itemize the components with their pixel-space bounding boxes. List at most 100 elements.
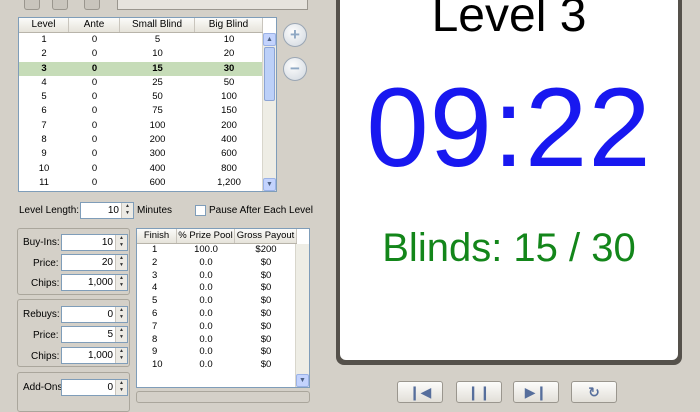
payouts-footer-field[interactable] [136, 391, 310, 403]
addons-value: 0 [107, 382, 113, 393]
buyins-price-stepper[interactable]: 20 ▲ ▼ [61, 254, 128, 271]
table-cell: 0 [91, 76, 98, 88]
table-cell: 10 [152, 48, 163, 60]
buyins-chips-stepper[interactable]: 1,000 ▲ ▼ [61, 274, 128, 291]
table-row[interactable]: 4 0 25 50 [19, 76, 263, 90]
pause-after-level-checkbox[interactable] [195, 205, 206, 216]
table-cell: 5 [41, 91, 47, 103]
rebuys-price-arrows[interactable]: ▲ ▼ [115, 327, 127, 342]
table-cell: $0 [260, 333, 272, 345]
rebuys-arrows[interactable]: ▲ ▼ [115, 307, 127, 322]
next-level-icon: ▶❙ [524, 384, 548, 400]
payouts-scrollbar[interactable]: ▼ [295, 244, 309, 387]
levels-table[interactable]: Level Ante Small Blind Big Blind 1 0 5 10 2 0… [18, 17, 277, 192]
level-length-arrows[interactable]: ▲ ▼ [121, 203, 133, 218]
scroll-down-button[interactable]: ▼ [263, 178, 276, 191]
rebuys-chips-arrows[interactable]: ▲ ▼ [115, 348, 127, 363]
rebuys-chips-stepper[interactable]: 1,000 ▲ ▼ [61, 347, 128, 364]
remove-level-button[interactable]: − [283, 57, 307, 81]
table-cell: $0 [260, 359, 272, 371]
table-row[interactable]: 1201,0002,000 [19, 190, 263, 191]
column-header-small-blind[interactable]: Small Blind [120, 18, 195, 32]
buyins-chips-value: 1,000 [87, 277, 113, 288]
buyins-label: Buy-Ins: [23, 237, 60, 248]
column-header-prize-pool[interactable]: % Prize Pool [177, 229, 235, 243]
table-cell: 0.0 [199, 307, 213, 319]
table-row[interactable]: 8 0.0 $0 [137, 334, 297, 347]
table-cell: 3 [152, 269, 158, 281]
table-cell: 1 [41, 34, 47, 45]
table-cell: 100.0 [194, 244, 218, 255]
rebuys-stepper[interactable]: 0 ▲ ▼ [61, 306, 128, 323]
table-cell: 0 [91, 91, 98, 103]
table-cell: 150 [221, 105, 237, 117]
table-row[interactable]: 2 0 10 20 [19, 47, 263, 61]
buyins-price-value: 20 [101, 257, 113, 268]
table-cell: 15 [152, 62, 163, 74]
table-row[interactable]: 10 0.0 $0 [137, 359, 297, 372]
table-cell: 5 [154, 34, 161, 45]
tournament-name-field[interactable] [117, 0, 308, 10]
level-length-unit: Minutes [137, 205, 173, 216]
column-header-ante[interactable]: Ante [69, 18, 120, 32]
table-cell: 0 [91, 119, 98, 131]
level-length-stepper[interactable]: 10 ▲ ▼ [80, 202, 134, 219]
table-row[interactable]: 10 0 400 800 [19, 162, 263, 176]
table-cell: 600 [221, 148, 237, 160]
table-cell: $0 [260, 269, 272, 281]
clock-display-frame: Level 3 09:22 Blinds: 15 / 30 [336, 0, 682, 365]
buyins-chips-arrows[interactable]: ▲ ▼ [115, 275, 127, 290]
table-row[interactable]: 1 100.0 $200 [137, 244, 297, 257]
table-cell: $0 [260, 256, 272, 268]
buyins-arrows[interactable]: ▲ ▼ [115, 235, 127, 250]
column-header-finish[interactable]: Finish [137, 229, 177, 243]
scroll-up-button[interactable]: ▲ [263, 33, 276, 46]
table-row[interactable]: 2 0.0 $0 [137, 257, 297, 270]
table-row[interactable]: 1 0 5 10 [19, 33, 263, 47]
addons-label: Add-Ons: [23, 382, 66, 393]
table-cell: 0.0 [199, 295, 213, 307]
rebuys-price-label: Price: [33, 330, 59, 341]
table-row[interactable]: 5 0.0 $0 [137, 295, 297, 308]
add-level-button[interactable]: + [283, 23, 307, 47]
addons-stepper[interactable]: 0 ▲ ▼ [61, 379, 128, 396]
table-row[interactable]: 3 0.0 $0 [137, 270, 297, 283]
table-cell: 200 [221, 119, 237, 131]
addons-group: Add-Ons: 0 ▲ ▼ [17, 372, 130, 412]
scroll-thumb[interactable] [264, 47, 275, 101]
table-row[interactable]: 7 0 100 200 [19, 119, 263, 133]
payouts-scroll-down-button[interactable]: ▼ [296, 374, 309, 387]
buyins-price-arrows[interactable]: ▲ ▼ [115, 255, 127, 270]
buyins-value: 10 [101, 237, 113, 248]
rebuys-price-stepper[interactable]: 5 ▲ ▼ [61, 326, 128, 343]
table-cell: 0 [91, 34, 98, 45]
table-row[interactable]: 9 0 300 600 [19, 147, 263, 161]
table-cell: $0 [260, 295, 272, 307]
column-header-level[interactable]: Level [19, 18, 69, 32]
new-icon[interactable] [24, 0, 40, 10]
table-cell: 4 [41, 76, 47, 88]
column-header-gross-payout[interactable]: Gross Payout [235, 229, 297, 243]
payouts-table-header: Finish % Prize Pool Gross Payout [137, 229, 297, 244]
table-row[interactable]: 4 0.0 $0 [137, 282, 297, 295]
table-cell: 0 [91, 176, 98, 188]
buyins-stepper[interactable]: 10 ▲ ▼ [61, 234, 128, 251]
table-row[interactable]: 6 0 75 150 [19, 104, 263, 118]
table-row[interactable]: 5 0 50 100 [19, 90, 263, 104]
column-header-big-blind[interactable]: Big Blind [195, 18, 263, 32]
table-row[interactable]: 8 0 200 400 [19, 133, 263, 147]
table-row[interactable]: 7 0.0 $0 [137, 321, 297, 334]
current-blinds-text: Blinds: 15 / 30 [382, 226, 636, 270]
open-icon[interactable] [52, 0, 68, 10]
addons-arrows[interactable]: ▲ ▼ [115, 380, 127, 395]
current-level-text: Level 3 [431, 0, 587, 42]
table-row[interactable]: 3 0 15 30 [19, 61, 263, 76]
rebuys-price-value: 5 [107, 329, 113, 340]
table-cell: 0 [91, 105, 98, 117]
levels-scrollbar[interactable]: ▲ ▼ [262, 33, 276, 191]
table-row[interactable]: 9 0.0 $0 [137, 346, 297, 359]
save-icon[interactable] [84, 0, 100, 10]
payouts-table[interactable]: Finish % Prize Pool Gross Payout 1 100.0 $… [136, 228, 310, 388]
table-row[interactable]: 11 0 600 1,200 [19, 176, 263, 190]
table-row[interactable]: 6 0.0 $0 [137, 308, 297, 321]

-------

• _The exercise_
Please copy all of the data above line for line without changing a single character, and leave the picture out of your copy.

• _Written solution_
itemize the components with their pixel-space bounding boxes. List at most 100 elements.
payouts-footer-field[interactable] [136, 391, 310, 403]
addons-value: 0 [107, 382, 113, 393]
buyins-price-stepper[interactable]: 20 ▲ ▼ [61, 254, 128, 271]
table-cell: 0 [91, 76, 98, 88]
table-cell: 10 [152, 48, 163, 60]
buyins-chips-stepper[interactable]: 1,000 ▲ ▼ [61, 274, 128, 291]
table-row[interactable]: 4 0 25 50 [19, 76, 263, 90]
pause-after-level-checkbox[interactable] [195, 205, 206, 216]
table-cell: 5 [41, 91, 47, 103]
rebuys-price-arrows[interactable]: ▲ ▼ [115, 327, 127, 342]
table-cell: $0 [260, 333, 272, 345]
rebuys-arrows[interactable]: ▲ ▼ [115, 307, 127, 322]
next-level-icon: ▶❙ [524, 384, 548, 400]
payouts-scrollbar[interactable]: ▼ [295, 244, 309, 387]
levels-table[interactable]: Level Ante Small Blind Big Blind 1 0 5 10 2 0… [18, 17, 277, 192]
level-length-arrows[interactable]: ▲ ▼ [121, 203, 133, 218]
scroll-down-button[interactable]: ▼ [263, 178, 276, 191]
rebuys-chips-arrows[interactable]: ▲ ▼ [115, 348, 127, 363]
rebuys-chips-stepper[interactable]: 1,000 ▲ ▼ [61, 347, 128, 364]
remove-level-button[interactable]: − [283, 57, 307, 81]
table-cell: $0 [260, 359, 272, 371]
table-row[interactable]: 1201,0002,000 [19, 190, 263, 191]
column-header-small-blind[interactable]: Small Blind [120, 18, 195, 32]
buyins-chips-value: 1,000 [87, 277, 113, 288]
buyins-label: Buy-Ins: [23, 237, 60, 248]
column-header-prize-pool[interactable]: % Prize Pool [177, 229, 235, 243]
table-cell: 0.0 [199, 307, 213, 319]
table-row[interactable]: 8 0.0 $0 [137, 334, 297, 347]
table-cell: 3 [152, 269, 158, 281]
table-cell: 1 [41, 34, 47, 45]
table-cell: 100.0 [194, 244, 218, 255]
rebuys-stepper[interactable]: 0 ▲ ▼ [61, 306, 128, 323]
table-cell: 0 [91, 91, 98, 103]
table-cell: 150 [221, 105, 237, 117]
table-row[interactable]: 2 0 10 20 [19, 47, 263, 61]
buyins-price-value: 20 [101, 257, 113, 268]
table-cell: 15 [152, 62, 163, 74]
table-row[interactable]: 10 0.0 $0 [137, 359, 297, 372]
table-cell: 5 [154, 34, 161, 45]
tournament-name-field[interactable] [117, 0, 308, 10]
level-length-unit: Minutes [137, 205, 173, 216]
column-header-ante[interactable]: Ante [69, 18, 120, 32]
table-cell: 0 [91, 119, 98, 131]
level-length-stepper[interactable]: 10 ▲ ▼ [80, 202, 134, 219]
table-row[interactable]: 10 0 400 800 [19, 162, 263, 176]
table-cell: 600 [221, 148, 237, 160]
table-cell: $0 [260, 269, 272, 281]
clock-display-frame: Level 3 09:22 Blinds: 15 / 30 [336, 0, 682, 365]
buyins-chips-arrows[interactable]: ▲ ▼ [115, 275, 127, 290]
table-row[interactable]: 1 100.0 $200 [137, 244, 297, 257]
table-cell: $0 [260, 256, 272, 268]
buyins-arrows[interactable]: ▲ ▼ [115, 235, 127, 250]
column-header-finish[interactable]: Finish [137, 229, 177, 243]
scroll-up-button[interactable]: ▲ [263, 33, 276, 46]
table-row[interactable]: 2 0.0 $0 [137, 257, 297, 270]
table-row[interactable]: 1 0 5 10 [19, 33, 263, 47]
addons-label: Add-Ons: [23, 382, 66, 393]
table-cell: 0.0 [199, 295, 213, 307]
rebuys-price-label: Price: [33, 330, 59, 341]
table-row[interactable]: 5 0.0 $0 [137, 295, 297, 308]
add-level-button[interactable]: + [283, 23, 307, 47]
addons-stepper[interactable]: 0 ▲ ▼ [61, 379, 128, 396]
table-row[interactable]: 3 0.0 $0 [137, 270, 297, 283]
table-cell: 200 [221, 119, 237, 131]
addons-group: Add-Ons: 0 ▲ ▼ [17, 372, 130, 412]
scroll-thumb[interactable] [264, 47, 275, 101]
table-row[interactable]: 7 0 100 200 [19, 119, 263, 133]
payouts-scroll-down-button[interactable]: ▼ [296, 374, 309, 387]
buyins-price-arrows[interactable]: ▲ ▼ [115, 255, 127, 270]
buyins-value: 10 [101, 237, 113, 248]
rebuys-price-stepper[interactable]: 5 ▲ ▼ [61, 326, 128, 343]
table-cell: 0 [91, 34, 98, 45]
table-row[interactable]: 9 0 300 600 [19, 147, 263, 161]
table-cell: $0 [260, 295, 272, 307]
column-header-level[interactable]: Level [19, 18, 69, 32]
new-icon[interactable] [24, 0, 40, 10]
table-cell: 4 [41, 76, 47, 88]
column-header-gross-payout[interactable]: Gross Payout [235, 229, 297, 243]
payouts-table-header: Finish % Prize Pool Gross Payout [137, 229, 297, 244]
table-row[interactable]: 4 0.0 $0 [137, 282, 297, 295]
table-cell: 0 [91, 176, 98, 188]
buyins-stepper[interactable]: 10 ▲ ▼ [61, 234, 128, 251]
table-row[interactable]: 6 0 75 150 [19, 104, 263, 118]
table-row[interactable]: 5 0 50 100 [19, 90, 263, 104]
column-header-big-blind[interactable]: Big Blind [195, 18, 263, 32]
table-row[interactable]: 8 0 200 400 [19, 133, 263, 147]
table-row[interactable]: 7 0.0 $0 [137, 321, 297, 334]
current-blinds-text: Blinds: 15 / 30 [382, 226, 636, 270]
open-icon[interactable] [52, 0, 68, 10]
addons-arrows[interactable]: ▲ ▼ [115, 380, 127, 395]
current-level-text: Level 3 [431, 0, 587, 42]
table-row[interactable]: 3 0 15 30 [19, 61, 263, 76]
rebuys-price-value: 5 [107, 329, 113, 340]
table-cell: 0 [91, 105, 98, 117]
levels-scrollbar[interactable]: ▲ ▼ [262, 33, 276, 191]
table-row[interactable]: 9 0.0 $0 [137, 346, 297, 359]
save-icon[interactable] [84, 0, 100, 10]
payouts-table[interactable]: Finish % Prize Pool Gross Payout 1 100.0 $… [136, 228, 310, 388]
table-row[interactable]: 11 0 600 1,200 [19, 176, 263, 190]
table-row[interactable]: 6 0.0 $0 [137, 308, 297, 321]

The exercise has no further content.